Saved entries
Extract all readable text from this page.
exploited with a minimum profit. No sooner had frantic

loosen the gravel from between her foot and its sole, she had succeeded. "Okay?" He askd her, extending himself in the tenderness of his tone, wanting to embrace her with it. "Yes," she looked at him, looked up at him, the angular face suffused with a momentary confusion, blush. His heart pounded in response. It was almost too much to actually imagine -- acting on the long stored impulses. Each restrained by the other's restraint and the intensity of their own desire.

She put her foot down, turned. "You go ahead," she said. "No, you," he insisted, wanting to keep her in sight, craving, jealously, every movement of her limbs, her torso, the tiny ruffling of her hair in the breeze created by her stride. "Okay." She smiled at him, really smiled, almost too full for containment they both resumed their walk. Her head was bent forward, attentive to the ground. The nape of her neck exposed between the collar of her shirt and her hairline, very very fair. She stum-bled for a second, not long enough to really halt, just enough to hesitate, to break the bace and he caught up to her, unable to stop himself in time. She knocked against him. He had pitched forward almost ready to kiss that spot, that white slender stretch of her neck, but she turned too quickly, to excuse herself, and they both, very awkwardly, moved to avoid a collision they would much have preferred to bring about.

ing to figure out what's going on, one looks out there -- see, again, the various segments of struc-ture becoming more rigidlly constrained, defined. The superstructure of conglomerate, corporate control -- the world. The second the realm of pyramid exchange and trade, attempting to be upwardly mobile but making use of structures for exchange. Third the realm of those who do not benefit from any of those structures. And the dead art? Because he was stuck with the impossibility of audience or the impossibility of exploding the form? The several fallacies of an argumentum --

**Task brief:**
Reproduce the full listing word for word.

**Written solution:**
Extract all readable text from this page.
exploited with a minimum profit. No sooner had frantic

loosen the gravel from between her foot and its sole, she had succeeded. "Okay?" He askd her, extending himself in the tenderness of his tone, wanting to embrace her with it. "Yes," she looked at him, looked up at him, the angular face suffused with a momentary confusion, blush. His heart pounded in response. It was almost too much to actually imagine -- acting on the long stored impulses. Each restrained by the other's restraint and the intensity of their own desire.

She put her foot down, turned. "You go ahead," she said. "No, you," he insisted, wanting to keep her in sight, craving, jealously, every movement of her limbs, her torso, the tiny ruffling of her hair in the breeze created by her stride. "Okay." She smiled at him, really smiled, almost too full for containment they both resumed their walk. Her head was bent forward, attentive to the ground. The nape of her neck exposed between the collar of her shirt and her hairline, very very fair. She stum-bled for a second, not long enough to really halt, just enough to hesitate, to break the bace and he caught up to her, unable to stop himself in time. She knocked against him. He had pitched forward almost ready to kiss that spot, that white slender stretch of her neck, but she turned too quickly, to excuse herself, and they both, very awkwardly, moved to avoid a collision they would much have preferred to bring about.

ing to figure out what's going on, one looks out there -- see, again, the various segments of struc-ture becoming more rigidlly constrained, defined. The superstructure of conglomerate, corporate control -- the world. The second the realm of pyramid exchange and trade, attempting to be upwardly mobile but making use of structures for exchange. Third the realm of those who do not benefit from any of those structures. And the dead art? Because he was stuck with the impossibility of audience or the impossibility of exploding the form? The several fallacies of an argumentum --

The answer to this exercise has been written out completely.